§ Task goal: Go through the listing and copy each line with the string "houses".
╭─ Records to use
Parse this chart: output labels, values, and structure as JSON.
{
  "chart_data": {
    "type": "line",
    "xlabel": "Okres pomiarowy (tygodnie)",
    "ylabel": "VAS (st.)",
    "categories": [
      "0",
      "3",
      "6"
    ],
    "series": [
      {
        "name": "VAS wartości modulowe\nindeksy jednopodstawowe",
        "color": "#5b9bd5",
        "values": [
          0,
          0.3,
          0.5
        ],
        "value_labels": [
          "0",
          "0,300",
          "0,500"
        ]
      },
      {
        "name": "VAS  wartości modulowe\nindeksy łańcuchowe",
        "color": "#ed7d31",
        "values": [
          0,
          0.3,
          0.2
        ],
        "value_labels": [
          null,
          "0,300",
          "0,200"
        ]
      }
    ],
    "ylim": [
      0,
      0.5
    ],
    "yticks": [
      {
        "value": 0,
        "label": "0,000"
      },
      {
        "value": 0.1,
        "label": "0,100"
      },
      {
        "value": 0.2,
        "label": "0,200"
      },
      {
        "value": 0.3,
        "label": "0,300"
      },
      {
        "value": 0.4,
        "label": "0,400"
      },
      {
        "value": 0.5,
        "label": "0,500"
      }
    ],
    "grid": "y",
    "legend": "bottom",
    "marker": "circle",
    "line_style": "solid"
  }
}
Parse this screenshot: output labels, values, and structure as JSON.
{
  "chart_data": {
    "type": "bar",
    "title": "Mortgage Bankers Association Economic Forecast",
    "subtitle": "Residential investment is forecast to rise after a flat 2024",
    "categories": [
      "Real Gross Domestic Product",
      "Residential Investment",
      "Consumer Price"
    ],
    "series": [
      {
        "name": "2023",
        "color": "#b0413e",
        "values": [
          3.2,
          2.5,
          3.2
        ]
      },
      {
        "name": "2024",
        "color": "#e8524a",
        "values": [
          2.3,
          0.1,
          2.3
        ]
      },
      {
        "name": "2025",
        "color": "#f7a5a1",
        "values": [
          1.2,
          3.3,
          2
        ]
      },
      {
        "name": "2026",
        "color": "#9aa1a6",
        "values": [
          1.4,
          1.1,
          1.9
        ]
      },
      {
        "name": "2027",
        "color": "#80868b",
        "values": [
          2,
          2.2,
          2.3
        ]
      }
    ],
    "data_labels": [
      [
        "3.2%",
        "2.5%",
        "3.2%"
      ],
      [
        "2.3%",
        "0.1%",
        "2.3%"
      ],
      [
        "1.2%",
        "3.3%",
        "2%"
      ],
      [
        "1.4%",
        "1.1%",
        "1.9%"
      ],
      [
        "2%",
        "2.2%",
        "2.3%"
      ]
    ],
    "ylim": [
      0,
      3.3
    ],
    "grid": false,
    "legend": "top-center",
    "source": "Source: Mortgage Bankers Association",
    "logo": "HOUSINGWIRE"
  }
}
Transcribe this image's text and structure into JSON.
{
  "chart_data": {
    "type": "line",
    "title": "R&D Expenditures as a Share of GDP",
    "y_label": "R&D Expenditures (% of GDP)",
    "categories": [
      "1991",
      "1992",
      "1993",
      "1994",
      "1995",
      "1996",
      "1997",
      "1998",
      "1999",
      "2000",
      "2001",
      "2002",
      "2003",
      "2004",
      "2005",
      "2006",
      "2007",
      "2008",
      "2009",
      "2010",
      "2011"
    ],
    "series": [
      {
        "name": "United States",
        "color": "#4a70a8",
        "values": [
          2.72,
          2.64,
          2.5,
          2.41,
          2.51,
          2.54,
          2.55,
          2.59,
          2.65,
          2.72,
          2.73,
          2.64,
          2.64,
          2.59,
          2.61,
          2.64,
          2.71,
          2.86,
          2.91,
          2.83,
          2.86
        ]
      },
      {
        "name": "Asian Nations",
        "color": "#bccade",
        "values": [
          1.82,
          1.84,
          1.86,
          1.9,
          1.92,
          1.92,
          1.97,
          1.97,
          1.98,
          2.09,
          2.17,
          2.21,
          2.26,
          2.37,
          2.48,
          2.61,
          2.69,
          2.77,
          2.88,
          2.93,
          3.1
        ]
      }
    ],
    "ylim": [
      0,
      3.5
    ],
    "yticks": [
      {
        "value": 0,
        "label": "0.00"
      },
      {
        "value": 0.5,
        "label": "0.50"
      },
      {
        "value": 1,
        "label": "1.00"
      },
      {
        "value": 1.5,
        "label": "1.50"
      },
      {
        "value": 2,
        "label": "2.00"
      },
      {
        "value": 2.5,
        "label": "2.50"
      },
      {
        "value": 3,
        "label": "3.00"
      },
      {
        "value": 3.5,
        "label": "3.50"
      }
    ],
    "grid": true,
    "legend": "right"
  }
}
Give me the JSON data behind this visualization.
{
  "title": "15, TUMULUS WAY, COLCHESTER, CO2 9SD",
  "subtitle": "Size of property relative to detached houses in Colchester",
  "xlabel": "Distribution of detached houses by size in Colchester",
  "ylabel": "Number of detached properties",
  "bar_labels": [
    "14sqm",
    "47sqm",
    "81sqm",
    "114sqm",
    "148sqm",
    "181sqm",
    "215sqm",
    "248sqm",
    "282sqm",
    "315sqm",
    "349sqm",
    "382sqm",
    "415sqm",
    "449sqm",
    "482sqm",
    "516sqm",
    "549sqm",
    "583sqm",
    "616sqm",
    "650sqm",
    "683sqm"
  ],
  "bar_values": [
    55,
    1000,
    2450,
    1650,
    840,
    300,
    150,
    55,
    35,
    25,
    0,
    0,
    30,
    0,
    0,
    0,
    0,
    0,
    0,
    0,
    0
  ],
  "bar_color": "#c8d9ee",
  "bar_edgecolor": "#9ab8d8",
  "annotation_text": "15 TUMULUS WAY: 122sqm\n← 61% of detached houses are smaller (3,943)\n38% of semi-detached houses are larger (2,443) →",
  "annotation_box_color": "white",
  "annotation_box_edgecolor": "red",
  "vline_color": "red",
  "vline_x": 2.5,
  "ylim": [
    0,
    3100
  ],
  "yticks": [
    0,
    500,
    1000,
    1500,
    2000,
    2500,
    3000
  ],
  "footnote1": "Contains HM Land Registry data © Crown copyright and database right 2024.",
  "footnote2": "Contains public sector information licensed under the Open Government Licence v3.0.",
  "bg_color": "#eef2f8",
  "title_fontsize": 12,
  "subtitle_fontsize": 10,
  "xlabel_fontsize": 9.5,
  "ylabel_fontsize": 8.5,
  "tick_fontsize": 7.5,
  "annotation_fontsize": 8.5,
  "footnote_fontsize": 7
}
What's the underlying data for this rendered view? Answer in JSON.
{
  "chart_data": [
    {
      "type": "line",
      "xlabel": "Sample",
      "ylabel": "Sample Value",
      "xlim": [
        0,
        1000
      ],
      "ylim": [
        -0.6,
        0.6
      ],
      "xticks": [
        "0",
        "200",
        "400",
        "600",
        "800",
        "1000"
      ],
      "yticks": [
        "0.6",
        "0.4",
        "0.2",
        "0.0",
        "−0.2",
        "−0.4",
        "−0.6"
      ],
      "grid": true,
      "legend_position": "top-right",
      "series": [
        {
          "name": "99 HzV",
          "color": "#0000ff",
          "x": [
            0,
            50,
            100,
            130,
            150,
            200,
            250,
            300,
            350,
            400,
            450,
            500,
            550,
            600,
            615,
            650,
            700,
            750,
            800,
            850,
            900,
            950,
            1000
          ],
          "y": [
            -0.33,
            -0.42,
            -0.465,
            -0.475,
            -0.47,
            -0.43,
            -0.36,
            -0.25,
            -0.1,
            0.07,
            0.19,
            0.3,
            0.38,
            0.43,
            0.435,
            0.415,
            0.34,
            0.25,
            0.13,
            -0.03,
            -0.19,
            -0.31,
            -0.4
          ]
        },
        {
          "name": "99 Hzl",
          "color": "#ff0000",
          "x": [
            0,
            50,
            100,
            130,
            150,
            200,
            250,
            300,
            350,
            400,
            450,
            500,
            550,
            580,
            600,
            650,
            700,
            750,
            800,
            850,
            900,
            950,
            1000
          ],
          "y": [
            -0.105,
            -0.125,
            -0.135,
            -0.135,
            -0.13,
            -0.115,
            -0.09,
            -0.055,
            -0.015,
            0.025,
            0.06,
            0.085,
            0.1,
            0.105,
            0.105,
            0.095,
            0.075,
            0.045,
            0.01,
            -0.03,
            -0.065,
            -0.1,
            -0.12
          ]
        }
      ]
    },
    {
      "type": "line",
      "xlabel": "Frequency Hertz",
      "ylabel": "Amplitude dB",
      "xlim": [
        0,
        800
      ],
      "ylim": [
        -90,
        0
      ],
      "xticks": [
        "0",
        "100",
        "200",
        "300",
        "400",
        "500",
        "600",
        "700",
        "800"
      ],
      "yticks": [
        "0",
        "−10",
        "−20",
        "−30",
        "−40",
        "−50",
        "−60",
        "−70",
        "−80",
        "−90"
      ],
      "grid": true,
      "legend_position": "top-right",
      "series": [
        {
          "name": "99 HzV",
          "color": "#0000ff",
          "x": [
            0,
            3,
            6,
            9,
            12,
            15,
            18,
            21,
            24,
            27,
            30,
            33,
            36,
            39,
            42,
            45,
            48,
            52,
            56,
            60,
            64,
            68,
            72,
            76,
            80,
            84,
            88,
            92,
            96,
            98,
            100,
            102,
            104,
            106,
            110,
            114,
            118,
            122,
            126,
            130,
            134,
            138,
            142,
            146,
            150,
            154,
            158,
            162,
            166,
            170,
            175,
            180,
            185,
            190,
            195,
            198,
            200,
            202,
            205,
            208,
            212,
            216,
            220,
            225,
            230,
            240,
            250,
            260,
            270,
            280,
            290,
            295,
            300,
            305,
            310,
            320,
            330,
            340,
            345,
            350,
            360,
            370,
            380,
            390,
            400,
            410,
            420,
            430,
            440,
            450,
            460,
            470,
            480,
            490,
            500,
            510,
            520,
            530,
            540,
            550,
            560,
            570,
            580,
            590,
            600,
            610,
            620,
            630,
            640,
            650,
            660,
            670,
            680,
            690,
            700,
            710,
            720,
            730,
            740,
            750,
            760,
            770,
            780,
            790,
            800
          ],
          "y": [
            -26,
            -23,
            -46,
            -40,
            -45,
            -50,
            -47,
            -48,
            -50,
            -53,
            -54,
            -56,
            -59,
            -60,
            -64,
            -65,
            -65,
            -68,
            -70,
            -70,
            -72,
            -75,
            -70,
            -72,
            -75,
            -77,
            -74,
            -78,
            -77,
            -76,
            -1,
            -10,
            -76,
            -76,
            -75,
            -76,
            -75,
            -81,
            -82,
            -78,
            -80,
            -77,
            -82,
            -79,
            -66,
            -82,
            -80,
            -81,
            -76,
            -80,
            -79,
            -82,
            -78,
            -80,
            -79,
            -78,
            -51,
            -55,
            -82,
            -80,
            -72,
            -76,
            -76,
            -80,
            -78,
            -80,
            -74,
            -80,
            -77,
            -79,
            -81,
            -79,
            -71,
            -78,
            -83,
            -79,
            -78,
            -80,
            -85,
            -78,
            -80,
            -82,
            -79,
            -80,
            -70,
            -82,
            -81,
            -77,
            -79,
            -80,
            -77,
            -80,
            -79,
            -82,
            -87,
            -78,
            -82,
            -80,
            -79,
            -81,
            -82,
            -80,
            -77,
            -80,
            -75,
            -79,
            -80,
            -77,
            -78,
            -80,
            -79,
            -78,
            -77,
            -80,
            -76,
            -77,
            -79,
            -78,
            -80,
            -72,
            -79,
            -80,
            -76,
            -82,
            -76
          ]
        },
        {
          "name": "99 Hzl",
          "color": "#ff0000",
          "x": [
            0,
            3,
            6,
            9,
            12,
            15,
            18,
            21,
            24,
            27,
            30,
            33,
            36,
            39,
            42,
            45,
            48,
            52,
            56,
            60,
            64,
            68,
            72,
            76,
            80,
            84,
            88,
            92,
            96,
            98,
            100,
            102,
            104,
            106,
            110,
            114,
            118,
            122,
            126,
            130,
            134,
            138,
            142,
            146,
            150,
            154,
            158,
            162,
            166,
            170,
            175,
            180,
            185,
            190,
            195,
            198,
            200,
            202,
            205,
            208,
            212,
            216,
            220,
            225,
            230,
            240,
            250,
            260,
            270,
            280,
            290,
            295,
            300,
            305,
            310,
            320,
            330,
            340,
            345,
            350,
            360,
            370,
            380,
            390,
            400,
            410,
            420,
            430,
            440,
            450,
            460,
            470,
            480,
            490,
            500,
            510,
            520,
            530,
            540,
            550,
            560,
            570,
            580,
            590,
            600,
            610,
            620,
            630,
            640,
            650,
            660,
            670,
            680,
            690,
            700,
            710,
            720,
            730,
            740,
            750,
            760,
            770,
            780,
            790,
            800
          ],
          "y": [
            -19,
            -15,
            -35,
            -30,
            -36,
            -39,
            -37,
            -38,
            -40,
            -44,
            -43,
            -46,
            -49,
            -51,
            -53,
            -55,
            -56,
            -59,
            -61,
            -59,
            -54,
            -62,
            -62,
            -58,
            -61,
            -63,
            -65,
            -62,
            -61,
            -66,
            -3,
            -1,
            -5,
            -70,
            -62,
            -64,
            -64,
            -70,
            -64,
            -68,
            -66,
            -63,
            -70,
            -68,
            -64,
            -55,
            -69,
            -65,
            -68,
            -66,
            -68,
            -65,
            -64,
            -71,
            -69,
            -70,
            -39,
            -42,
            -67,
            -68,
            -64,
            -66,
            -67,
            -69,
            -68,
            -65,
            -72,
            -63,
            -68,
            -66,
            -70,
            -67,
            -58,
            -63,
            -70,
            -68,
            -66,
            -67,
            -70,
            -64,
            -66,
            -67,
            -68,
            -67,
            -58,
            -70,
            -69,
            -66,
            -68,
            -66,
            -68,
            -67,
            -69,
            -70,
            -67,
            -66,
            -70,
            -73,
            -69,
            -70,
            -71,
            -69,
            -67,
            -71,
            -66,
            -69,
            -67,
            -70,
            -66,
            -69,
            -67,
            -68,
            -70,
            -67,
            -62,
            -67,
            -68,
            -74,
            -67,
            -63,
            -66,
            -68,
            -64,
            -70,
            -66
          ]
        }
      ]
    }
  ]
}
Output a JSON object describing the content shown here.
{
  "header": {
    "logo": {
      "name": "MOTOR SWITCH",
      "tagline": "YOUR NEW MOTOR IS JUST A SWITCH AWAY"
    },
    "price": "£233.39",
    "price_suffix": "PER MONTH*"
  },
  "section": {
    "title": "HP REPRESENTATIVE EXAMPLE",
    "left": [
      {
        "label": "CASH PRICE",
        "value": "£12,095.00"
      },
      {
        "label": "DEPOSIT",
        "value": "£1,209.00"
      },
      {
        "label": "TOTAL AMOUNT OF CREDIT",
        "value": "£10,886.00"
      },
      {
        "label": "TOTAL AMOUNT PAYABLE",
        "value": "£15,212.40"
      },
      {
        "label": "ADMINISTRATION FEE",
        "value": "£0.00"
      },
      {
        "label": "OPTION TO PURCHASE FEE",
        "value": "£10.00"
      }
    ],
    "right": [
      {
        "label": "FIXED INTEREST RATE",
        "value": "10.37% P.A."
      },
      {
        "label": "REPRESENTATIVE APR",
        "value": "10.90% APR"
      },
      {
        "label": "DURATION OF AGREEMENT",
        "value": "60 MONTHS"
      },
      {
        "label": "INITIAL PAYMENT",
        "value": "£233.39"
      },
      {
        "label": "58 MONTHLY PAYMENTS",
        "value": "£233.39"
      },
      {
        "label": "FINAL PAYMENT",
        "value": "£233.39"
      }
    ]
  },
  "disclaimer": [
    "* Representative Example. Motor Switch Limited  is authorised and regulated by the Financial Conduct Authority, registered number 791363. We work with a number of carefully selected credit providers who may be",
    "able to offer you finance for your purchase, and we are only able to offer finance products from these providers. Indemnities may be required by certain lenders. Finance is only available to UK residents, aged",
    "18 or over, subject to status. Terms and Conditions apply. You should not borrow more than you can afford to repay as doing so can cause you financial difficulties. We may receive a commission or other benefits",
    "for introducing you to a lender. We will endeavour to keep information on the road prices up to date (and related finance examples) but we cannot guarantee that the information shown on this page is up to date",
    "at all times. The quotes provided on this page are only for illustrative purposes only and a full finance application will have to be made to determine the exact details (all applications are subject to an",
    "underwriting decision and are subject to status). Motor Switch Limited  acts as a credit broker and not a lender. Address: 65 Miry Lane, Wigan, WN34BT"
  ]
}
╰─
§ Response below:
  "subtitle": "Size of property relative to detached houses in Colchester",
  "xlabel": "Distribution of detached houses by size in Colchester",
  "annotation_text": "15 TUMULUS WAY: 122sqm\n← 61% of detached houses are smaller (3,943)\n38% of semi-detached houses are larger (2,443) →",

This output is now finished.